**GIVEN TASK:** Write out the whole listing again, exactly as given.

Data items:
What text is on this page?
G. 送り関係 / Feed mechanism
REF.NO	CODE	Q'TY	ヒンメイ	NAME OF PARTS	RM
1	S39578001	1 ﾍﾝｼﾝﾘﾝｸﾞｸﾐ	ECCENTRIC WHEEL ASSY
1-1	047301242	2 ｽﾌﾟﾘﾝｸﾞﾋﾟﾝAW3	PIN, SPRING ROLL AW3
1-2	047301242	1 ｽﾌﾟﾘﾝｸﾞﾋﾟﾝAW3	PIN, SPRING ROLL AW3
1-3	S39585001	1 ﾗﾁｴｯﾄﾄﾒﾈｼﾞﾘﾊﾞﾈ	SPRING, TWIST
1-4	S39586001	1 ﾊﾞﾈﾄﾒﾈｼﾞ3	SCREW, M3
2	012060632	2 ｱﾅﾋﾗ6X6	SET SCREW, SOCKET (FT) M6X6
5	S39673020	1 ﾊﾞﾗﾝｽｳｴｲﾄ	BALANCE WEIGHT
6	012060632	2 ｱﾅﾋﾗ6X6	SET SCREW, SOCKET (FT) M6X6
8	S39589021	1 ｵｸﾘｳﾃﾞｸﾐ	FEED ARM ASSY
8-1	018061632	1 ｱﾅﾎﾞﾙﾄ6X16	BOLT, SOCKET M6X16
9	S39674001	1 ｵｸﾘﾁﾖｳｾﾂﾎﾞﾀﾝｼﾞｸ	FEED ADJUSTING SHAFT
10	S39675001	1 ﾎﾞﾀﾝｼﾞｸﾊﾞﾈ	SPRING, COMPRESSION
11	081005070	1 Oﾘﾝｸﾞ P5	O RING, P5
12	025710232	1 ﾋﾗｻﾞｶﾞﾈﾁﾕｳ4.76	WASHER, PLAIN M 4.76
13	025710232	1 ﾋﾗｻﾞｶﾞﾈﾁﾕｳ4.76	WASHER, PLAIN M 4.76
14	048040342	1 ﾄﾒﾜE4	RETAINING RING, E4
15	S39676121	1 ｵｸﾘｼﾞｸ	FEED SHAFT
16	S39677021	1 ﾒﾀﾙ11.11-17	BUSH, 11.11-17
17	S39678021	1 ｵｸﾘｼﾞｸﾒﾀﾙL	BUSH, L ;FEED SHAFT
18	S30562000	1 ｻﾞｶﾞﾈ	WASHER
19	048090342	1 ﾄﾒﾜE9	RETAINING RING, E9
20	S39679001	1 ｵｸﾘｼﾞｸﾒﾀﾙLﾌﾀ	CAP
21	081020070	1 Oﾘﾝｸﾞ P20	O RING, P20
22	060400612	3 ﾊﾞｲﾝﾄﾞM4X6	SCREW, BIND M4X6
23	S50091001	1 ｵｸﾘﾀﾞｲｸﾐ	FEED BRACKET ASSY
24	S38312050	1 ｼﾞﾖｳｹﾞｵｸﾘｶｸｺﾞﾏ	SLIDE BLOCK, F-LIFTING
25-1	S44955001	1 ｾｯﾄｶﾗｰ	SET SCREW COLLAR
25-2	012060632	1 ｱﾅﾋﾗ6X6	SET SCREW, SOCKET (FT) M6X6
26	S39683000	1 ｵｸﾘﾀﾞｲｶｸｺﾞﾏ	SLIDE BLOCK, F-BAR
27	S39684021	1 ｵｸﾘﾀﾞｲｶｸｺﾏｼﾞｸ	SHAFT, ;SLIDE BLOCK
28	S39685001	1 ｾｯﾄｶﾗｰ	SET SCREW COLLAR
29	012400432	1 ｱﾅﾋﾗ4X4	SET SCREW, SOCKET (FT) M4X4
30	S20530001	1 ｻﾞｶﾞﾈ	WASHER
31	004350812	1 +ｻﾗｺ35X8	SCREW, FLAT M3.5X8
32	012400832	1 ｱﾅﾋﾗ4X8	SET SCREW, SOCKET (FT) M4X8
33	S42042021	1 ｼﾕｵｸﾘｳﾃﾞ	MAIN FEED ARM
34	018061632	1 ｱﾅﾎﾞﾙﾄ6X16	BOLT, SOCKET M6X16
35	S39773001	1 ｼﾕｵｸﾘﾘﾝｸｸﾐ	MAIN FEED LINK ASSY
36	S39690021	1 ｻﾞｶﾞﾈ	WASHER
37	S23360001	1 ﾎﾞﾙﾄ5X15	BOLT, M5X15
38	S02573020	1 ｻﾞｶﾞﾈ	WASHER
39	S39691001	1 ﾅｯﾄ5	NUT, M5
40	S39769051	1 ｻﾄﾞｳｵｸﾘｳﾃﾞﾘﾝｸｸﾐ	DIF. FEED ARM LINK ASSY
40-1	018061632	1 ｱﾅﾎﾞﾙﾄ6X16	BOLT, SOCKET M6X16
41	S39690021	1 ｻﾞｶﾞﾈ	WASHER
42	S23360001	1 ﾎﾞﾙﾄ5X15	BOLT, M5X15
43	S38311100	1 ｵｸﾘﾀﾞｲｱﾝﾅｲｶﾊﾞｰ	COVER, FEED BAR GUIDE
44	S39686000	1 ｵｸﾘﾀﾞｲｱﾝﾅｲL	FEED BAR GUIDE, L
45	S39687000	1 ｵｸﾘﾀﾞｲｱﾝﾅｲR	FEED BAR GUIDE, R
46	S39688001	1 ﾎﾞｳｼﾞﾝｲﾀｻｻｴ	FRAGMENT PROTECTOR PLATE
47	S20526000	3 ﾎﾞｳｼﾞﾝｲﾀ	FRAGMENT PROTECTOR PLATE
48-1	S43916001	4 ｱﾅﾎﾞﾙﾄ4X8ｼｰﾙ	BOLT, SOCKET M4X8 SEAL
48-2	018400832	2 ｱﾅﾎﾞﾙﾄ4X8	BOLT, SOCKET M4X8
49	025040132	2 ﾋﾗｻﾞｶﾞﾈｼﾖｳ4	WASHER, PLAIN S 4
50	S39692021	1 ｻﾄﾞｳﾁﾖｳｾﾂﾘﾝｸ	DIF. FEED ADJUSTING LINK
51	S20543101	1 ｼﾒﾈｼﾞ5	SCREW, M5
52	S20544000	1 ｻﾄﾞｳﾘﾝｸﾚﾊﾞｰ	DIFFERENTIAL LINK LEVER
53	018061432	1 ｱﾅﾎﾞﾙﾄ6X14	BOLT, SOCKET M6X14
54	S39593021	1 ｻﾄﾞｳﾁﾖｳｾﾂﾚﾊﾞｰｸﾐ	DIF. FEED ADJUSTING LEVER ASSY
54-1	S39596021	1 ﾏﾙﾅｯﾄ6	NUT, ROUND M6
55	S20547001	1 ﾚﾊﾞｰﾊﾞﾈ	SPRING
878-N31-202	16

**WRITTEN ANSWER:**
What text is on this page?
G. 送り関係 / Feed mechanism
REF.NO	CODE	Q'TY	ヒンメイ	NAME OF PARTS	RM
1	S39578001	1 ﾍﾝｼﾝﾘﾝｸﾞｸﾐ	ECCENTRIC WHEEL ASSY
1-1	047301242	2 ｽﾌﾟﾘﾝｸﾞﾋﾟﾝAW3	PIN, SPRING ROLL AW3
1-2	047301242	1 ｽﾌﾟﾘﾝｸﾞﾋﾟﾝAW3	PIN, SPRING ROLL AW3
1-3	S39585001	1 ﾗﾁｴｯﾄﾄﾒﾈｼﾞﾘﾊﾞﾈ	SPRING, TWIST
1-4	S39586001	1 ﾊﾞﾈﾄﾒﾈｼﾞ3	SCREW, M3
2	012060632	2 ｱﾅﾋﾗ6X6	SET SCREW, SOCKET (FT) M6X6
5	S39673020	1 ﾊﾞﾗﾝｽｳｴｲﾄ	BALANCE WEIGHT
6	012060632	2 ｱﾅﾋﾗ6X6	SET SCREW, SOCKET (FT) M6X6
8	S39589021	1 ｵｸﾘｳﾃﾞｸﾐ	FEED ARM ASSY
8-1	018061632	1 ｱﾅﾎﾞﾙﾄ6X16	BOLT, SOCKET M6X16
9	S39674001	1 ｵｸﾘﾁﾖｳｾﾂﾎﾞﾀﾝｼﾞｸ	FEED ADJUSTING SHAFT
10	S39675001	1 ﾎﾞﾀﾝｼﾞｸﾊﾞﾈ	SPRING, COMPRESSION
11	081005070	1 Oﾘﾝｸﾞ P5	O RING, P5
12	025710232	1 ﾋﾗｻﾞｶﾞﾈﾁﾕｳ4.76	WASHER, PLAIN M 4.76
13	025710232	1 ﾋﾗｻﾞｶﾞﾈﾁﾕｳ4.76	WASHER, PLAIN M 4.76
14	048040342	1 ﾄﾒﾜE4	RETAINING RING, E4
15	S39676121	1 ｵｸﾘｼﾞｸ	FEED SHAFT
16	S39677021	1 ﾒﾀﾙ11.11-17	BUSH, 11.11-17
17	S39678021	1 ｵｸﾘｼﾞｸﾒﾀﾙL	BUSH, L ;FEED SHAFT
18	S30562000	1 ｻﾞｶﾞﾈ	WASHER
19	048090342	1 ﾄﾒﾜE9	RETAINING RING, E9
20	S39679001	1 ｵｸﾘｼﾞｸﾒﾀﾙLﾌﾀ	CAP
21	081020070	1 Oﾘﾝｸﾞ P20	O RING, P20
22	060400612	3 ﾊﾞｲﾝﾄﾞM4X6	SCREW, BIND M4X6
23	S50091001	1 ｵｸﾘﾀﾞｲｸﾐ	FEED BRACKET ASSY
24	S38312050	1 ｼﾞﾖｳｹﾞｵｸﾘｶｸｺﾞﾏ	SLIDE BLOCK, F-LIFTING
25-1	S44955001	1 ｾｯﾄｶﾗｰ	SET SCREW COLLAR
25-2	012060632	1 ｱﾅﾋﾗ6X6	SET SCREW, SOCKET (FT) M6X6
26	S39683000	1 ｵｸﾘﾀﾞｲｶｸｺﾞﾏ	SLIDE BLOCK, F-BAR
27	S39684021	1 ｵｸﾘﾀﾞｲｶｸｺﾏｼﾞｸ	SHAFT, ;SLIDE BLOCK
28	S39685001	1 ｾｯﾄｶﾗｰ	SET SCREW COLLAR
29	012400432	1 ｱﾅﾋﾗ4X4	SET SCREW, SOCKET (FT) M4X4
30	S20530001	1 ｻﾞｶﾞﾈ	WASHER
31	004350812	1 +ｻﾗｺ35X8	SCREW, FLAT M3.5X8
32	012400832	1 ｱﾅﾋﾗ4X8	SET SCREW, SOCKET (FT) M4X8
33	S42042021	1 ｼﾕｵｸﾘｳﾃﾞ	MAIN FEED ARM
34	018061632	1 ｱﾅﾎﾞﾙﾄ6X16	BOLT, SOCKET M6X16
35	S39773001	1 ｼﾕｵｸﾘﾘﾝｸｸﾐ	MAIN FEED LINK ASSY
36	S39690021	1 ｻﾞｶﾞﾈ	WASHER
37	S23360001	1 ﾎﾞﾙﾄ5X15	BOLT, M5X15
38	S02573020	1 ｻﾞｶﾞﾈ	WASHER
39	S39691001	1 ﾅｯﾄ5	NUT, M5
40	S39769051	1 ｻﾄﾞｳｵｸﾘｳﾃﾞﾘﾝｸｸﾐ	DIF. FEED ARM LINK ASSY
40-1	018061632	1 ｱﾅﾎﾞﾙﾄ6X16	BOLT, SOCKET M6X16
41	S39690021	1 ｻﾞｶﾞﾈ	WASHER
42	S23360001	1 ﾎﾞﾙﾄ5X15	BOLT, M5X15
43	S38311100	1 ｵｸﾘﾀﾞｲｱﾝﾅｲｶﾊﾞｰ	COVER, FEED BAR GUIDE
44	S39686000	1 ｵｸﾘﾀﾞｲｱﾝﾅｲL	FEED BAR GUIDE, L
45	S39687000	1 ｵｸﾘﾀﾞｲｱﾝﾅｲR	FEED BAR GUIDE, R
46	S39688001	1 ﾎﾞｳｼﾞﾝｲﾀｻｻｴ	FRAGMENT PROTECTOR PLATE
47	S20526000	3 ﾎﾞｳｼﾞﾝｲﾀ	FRAGMENT PROTECTOR PLATE
48-1	S43916001	4 ｱﾅﾎﾞﾙﾄ4X8ｼｰﾙ	BOLT, SOCKET M4X8 SEAL
48-2	018400832	2 ｱﾅﾎﾞﾙﾄ4X8	BOLT, SOCKET M4X8
49	025040132	2 ﾋﾗｻﾞｶﾞﾈｼﾖｳ4	WASHER, PLAIN S 4
50	S39692021	1 ｻﾄﾞｳﾁﾖｳｾﾂﾘﾝｸ	DIF. FEED ADJUSTING LINK
51	S20543101	1 ｼﾒﾈｼﾞ5	SCREW, M5
52	S20544000	1 ｻﾄﾞｳﾘﾝｸﾚﾊﾞｰ	DIFFERENTIAL LINK LEVER
53	018061432	1 ｱﾅﾎﾞﾙﾄ6X14	BOLT, SOCKET M6X14
54	S39593021	1 ｻﾄﾞｳﾁﾖｳｾﾂﾚﾊﾞｰｸﾐ	DIF. FEED ADJUSTING LEVER ASSY
54-1	S39596021	1 ﾏﾙﾅｯﾄ6	NUT, ROUND M6
55	S20547001	1 ﾚﾊﾞｰﾊﾞﾈ	SPRING
878-N31-202	16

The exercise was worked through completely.